--- start ---

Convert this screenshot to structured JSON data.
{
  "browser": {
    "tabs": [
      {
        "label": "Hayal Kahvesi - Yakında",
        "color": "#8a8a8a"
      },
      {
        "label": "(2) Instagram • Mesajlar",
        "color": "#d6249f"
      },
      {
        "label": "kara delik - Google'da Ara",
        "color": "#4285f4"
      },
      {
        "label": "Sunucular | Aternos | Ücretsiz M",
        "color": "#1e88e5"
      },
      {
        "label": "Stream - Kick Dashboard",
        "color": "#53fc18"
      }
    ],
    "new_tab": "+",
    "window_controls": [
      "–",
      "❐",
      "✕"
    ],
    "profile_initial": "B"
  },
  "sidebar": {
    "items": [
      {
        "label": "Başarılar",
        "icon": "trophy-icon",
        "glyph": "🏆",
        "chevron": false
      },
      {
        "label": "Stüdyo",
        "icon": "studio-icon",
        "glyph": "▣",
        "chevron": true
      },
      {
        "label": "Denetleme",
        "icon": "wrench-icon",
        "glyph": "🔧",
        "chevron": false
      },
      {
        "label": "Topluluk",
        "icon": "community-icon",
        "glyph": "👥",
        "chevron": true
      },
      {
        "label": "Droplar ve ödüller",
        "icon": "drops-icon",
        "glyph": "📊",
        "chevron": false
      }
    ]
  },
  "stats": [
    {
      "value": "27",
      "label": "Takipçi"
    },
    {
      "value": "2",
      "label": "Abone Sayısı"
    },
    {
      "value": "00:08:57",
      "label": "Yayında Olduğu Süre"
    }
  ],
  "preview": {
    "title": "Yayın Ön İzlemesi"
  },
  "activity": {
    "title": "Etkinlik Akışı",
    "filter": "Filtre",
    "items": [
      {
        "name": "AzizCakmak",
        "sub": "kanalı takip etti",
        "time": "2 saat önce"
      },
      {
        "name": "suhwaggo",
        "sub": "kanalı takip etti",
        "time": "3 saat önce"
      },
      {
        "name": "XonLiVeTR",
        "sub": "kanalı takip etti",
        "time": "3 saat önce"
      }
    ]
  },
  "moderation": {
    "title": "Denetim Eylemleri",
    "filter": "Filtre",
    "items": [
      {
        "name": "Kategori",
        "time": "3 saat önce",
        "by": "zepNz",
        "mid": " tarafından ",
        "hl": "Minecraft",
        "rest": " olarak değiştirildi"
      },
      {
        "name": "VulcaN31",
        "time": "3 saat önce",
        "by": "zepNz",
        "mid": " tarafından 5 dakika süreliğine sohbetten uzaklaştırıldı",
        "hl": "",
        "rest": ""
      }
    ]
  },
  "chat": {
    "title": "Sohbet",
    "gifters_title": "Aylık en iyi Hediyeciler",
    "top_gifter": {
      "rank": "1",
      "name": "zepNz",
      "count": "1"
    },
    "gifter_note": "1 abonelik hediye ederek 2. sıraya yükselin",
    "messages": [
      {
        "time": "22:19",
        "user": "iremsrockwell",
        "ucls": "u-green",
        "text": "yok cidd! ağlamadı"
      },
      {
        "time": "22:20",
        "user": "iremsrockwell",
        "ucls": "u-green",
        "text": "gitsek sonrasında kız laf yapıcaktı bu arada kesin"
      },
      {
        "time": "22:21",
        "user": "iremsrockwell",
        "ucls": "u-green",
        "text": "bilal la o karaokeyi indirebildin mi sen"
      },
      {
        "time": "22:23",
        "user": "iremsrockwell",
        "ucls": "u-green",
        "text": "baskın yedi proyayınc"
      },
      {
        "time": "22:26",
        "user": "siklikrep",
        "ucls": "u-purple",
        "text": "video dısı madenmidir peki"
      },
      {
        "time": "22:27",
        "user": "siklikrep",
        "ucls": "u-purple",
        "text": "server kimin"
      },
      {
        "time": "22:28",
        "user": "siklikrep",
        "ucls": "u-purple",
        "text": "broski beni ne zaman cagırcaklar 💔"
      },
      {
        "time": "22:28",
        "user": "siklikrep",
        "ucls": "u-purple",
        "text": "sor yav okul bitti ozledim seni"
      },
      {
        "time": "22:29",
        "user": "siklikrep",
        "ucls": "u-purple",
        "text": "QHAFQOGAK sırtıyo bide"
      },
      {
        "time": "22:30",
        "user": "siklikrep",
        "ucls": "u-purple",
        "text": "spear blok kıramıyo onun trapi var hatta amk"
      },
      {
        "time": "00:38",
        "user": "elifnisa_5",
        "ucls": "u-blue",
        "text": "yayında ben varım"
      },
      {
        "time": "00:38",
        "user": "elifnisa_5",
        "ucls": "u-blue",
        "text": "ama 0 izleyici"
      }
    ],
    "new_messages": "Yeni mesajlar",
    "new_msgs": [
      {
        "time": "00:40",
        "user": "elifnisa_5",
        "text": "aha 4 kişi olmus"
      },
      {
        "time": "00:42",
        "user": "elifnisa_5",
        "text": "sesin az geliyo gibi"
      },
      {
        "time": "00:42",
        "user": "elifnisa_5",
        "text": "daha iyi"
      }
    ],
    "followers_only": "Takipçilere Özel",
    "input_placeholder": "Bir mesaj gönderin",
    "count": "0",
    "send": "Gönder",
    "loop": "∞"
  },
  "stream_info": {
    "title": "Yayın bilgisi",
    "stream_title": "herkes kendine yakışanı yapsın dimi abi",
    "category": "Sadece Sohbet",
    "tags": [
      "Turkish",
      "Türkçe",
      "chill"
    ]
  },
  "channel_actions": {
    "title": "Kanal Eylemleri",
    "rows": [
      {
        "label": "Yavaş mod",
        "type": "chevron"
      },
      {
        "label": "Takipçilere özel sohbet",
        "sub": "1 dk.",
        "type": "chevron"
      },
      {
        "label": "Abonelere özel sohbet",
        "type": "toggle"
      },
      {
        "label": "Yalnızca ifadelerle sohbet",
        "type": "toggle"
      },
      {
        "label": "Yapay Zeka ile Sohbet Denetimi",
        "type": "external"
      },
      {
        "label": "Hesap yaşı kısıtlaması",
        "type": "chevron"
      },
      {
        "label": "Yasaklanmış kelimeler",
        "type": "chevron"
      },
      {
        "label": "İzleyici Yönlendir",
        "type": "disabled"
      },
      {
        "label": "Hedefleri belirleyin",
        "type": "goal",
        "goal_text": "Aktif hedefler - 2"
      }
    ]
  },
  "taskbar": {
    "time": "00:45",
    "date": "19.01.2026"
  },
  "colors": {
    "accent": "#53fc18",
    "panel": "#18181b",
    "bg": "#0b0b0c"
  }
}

--- end ---

- [WRITTEN TASK]: Show the data once more, exactly as it was written.

- [THE SOLUTION]:
Convert this screenshot to structured JSON data.
{
  "browser": {
    "tabs": [
      {
        "label": "Hayal Kahvesi - Yakında",
        "color": "#8a8a8a"
      },
      {
        "label": "(2) Instagram • Mesajlar",
        "color": "#d6249f"
      },
      {
        "label": "kara delik - Google'da Ara",
        "color": "#4285f4"
      },
      {
        "label": "Sunucular | Aternos | Ücretsiz M",
        "color": "#1e88e5"
      },
      {
        "label": "Stream - Kick Dashboard",
        "color": "#53fc18"
      }
    ],
    "new_tab": "+",
    "window_controls": [
      "–",
      "❐",
      "✕"
    ],
    "profile_initial": "B"
  },
  "sidebar": {
    "items": [
      {
        "label": "Başarılar",
        "icon": "trophy-icon",
        "glyph": "🏆",
        "chevron": false
      },
      {
        "label": "Stüdyo",
        "icon": "studio-icon",
        "glyph": "▣",
        "chevron": true
      },
      {
        "label": "Denetleme",
        "icon": "wrench-icon",
        "glyph": "🔧",
        "chevron": false
      },
      {
        "label": "Topluluk",
        "icon": "community-icon",
        "glyph": "👥",
        "chevron": true
      },
      {
        "label": "Droplar ve ödüller",
        "icon": "drops-icon",
        "glyph": "📊",
        "chevron": false
      }
    ]
  },
  "stats": [
    {
      "value": "27",
      "label": "Takipçi"
    },
    {
      "value": "2",
      "label": "Abone Sayısı"
    },
    {
      "value": "00:08:57",
      "label": "Yayında Olduğu Süre"
    }
  ],
  "preview": {
    "title": "Yayın Ön İzlemesi"
  },
  "activity": {
    "title": "Etkinlik Akışı",
    "filter": "Filtre",
    "items": [
      {
        "name": "AzizCakmak",
        "sub": "kanalı takip etti",
        "time": "2 saat önce"
      },
      {
        "name": "suhwaggo",
        "sub": "kanalı takip etti",
        "time": "3 saat önce"
      },
      {
        "name": "XonLiVeTR",
        "sub": "kanalı takip etti",
        "time": "3 saat önce"
      }
    ]
  },
  "moderation": {
    "title": "Denetim Eylemleri",
    "filter": "Filtre",
    "items": [
      {
        "name": "Kategori",
        "time": "3 saat önce",
        "by": "zepNz",
        "mid": " tarafından ",
        "hl": "Minecraft",
        "rest": " olarak değiştirildi"
      },
      {
        "name": "VulcaN31",
        "time": "3 saat önce",
        "by": "zepNz",
        "mid": " tarafından 5 dakika süreliğine sohbetten uzaklaştırıldı",
        "hl": "",
        "rest": ""
      }
    ]
  },
  "chat": {
    "title": "Sohbet",
    "gifters_title": "Aylık en iyi Hediyeciler",
    "top_gifter": {
      "rank": "1",
      "name": "zepNz",
      "count": "1"
    },
    "gifter_note": "1 abonelik hediye ederek 2. sıraya yükselin",
    "messages": [
      {
        "time": "22:19",
        "user": "iremsrockwell",
        "ucls": "u-green",
        "text": "yok cidd! ağlamadı"
      },
      {
        "time": "22:20",
        "user": "iremsrockwell",
        "ucls": "u-green",
        "text": "gitsek sonrasında kız laf yapıcaktı bu arada kesin"
      },
      {
        "time": "22:21",
        "user": "iremsrockwell",
        "ucls": "u-green",
        "text": "bilal la o karaokeyi indirebildin mi sen"
      },
      {
        "time": "22:23",
        "user": "iremsrockwell",
        "ucls": "u-green",
        "text": "baskın yedi proyayınc"
      },
      {
        "time": "22:26",
        "user": "siklikrep",
        "ucls": "u-purple",
        "text": "video dısı madenmidir peki"
      },
      {
        "time": "22:27",
        "user": "siklikrep",
        "ucls": "u-purple",
        "text": "server kimin"
      },
      {
        "time": "22:28",
        "user": "siklikrep",
        "ucls": "u-purple",
        "text": "broski beni ne zaman cagırcaklar 💔"
      },
      {
        "time": "22:28",
        "user": "siklikrep",
        "ucls": "u-purple",
        "text": "sor yav okul bitti ozledim seni"
      },
      {
        "time": "22:29",
        "user": "siklikrep",
        "ucls": "u-purple",
        "text": "QHAFQOGAK sırtıyo bide"
      },
      {
        "time": "22:30",
        "user": "siklikrep",
        "ucls": "u-purple",
        "text": "spear blok kıramıyo onun trapi var hatta amk"
      },
      {
        "time": "00:38",
        "user": "elifnisa_5",
        "ucls": "u-blue",
        "text": "yayında ben varım"
      },
      {
        "time": "00:38",
        "user": "elifnisa_5",
        "ucls": "u-blue",
        "text": "ama 0 izleyici"
      }
    ],
    "new_messages": "Yeni mesajlar",
    "new_msgs": [
      {
        "time": "00:40",
        "user": "elifnisa_5",
        "text": "aha 4 kişi olmus"
      },
      {
        "time": "00:42",
        "user": "elifnisa_5",
        "text": "sesin az geliyo gibi"
      },
      {
        "time": "00:42",
        "user": "elifnisa_5",
        "text": "daha iyi"
      }
    ],
    "followers_only": "Takipçilere Özel",
    "input_placeholder": "Bir mesaj gönderin",
    "count": "0",
    "send": "Gönder",
    "loop": "∞"
  },
  "stream_info": {
    "title": "Yayın bilgisi",
    "stream_title": "herkes kendine yakışanı yapsın dimi abi",
    "category": "Sadece Sohbet",
    "tags": [
      "Turkish",
      "Türkçe",
      "chill"
    ]
  },
  "channel_actions": {
    "title": "Kanal Eylemleri",
    "rows": [
      {
        "label": "Yavaş mod",
        "type": "chevron"
      },
      {
        "label": "Takipçilere özel sohbet",
        "sub": "1 dk.",
        "type": "chevron"
      },
      {
        "label": "Abonelere özel sohbet",
        "type": "toggle"
      },
      {
        "label": "Yalnızca ifadelerle sohbet",
        "type": "toggle"
      },
      {
        "label": "Yapay Zeka ile Sohbet Denetimi",
        "type": "external"
      },
      {
        "label": "Hesap yaşı kısıtlaması",
        "type": "chevron"
      },
      {
        "label": "Yasaklanmış kelimeler",
        "type": "chevron"
      },
      {
        "label": "İzleyici Yönlendir",
        "type": "disabled"
      },
      {
        "label": "Hedefleri belirleyin",
        "type": "goal",
        "goal_text": "Aktif hedefler - 2"
      }
    ]
  },
  "taskbar": {
    "time": "00:45",
    "date": "19.01.2026"
  },
  "colors": {
    "accent": "#53fc18",
    "panel": "#18181b",
    "bg": "#0b0b0c"
  }
}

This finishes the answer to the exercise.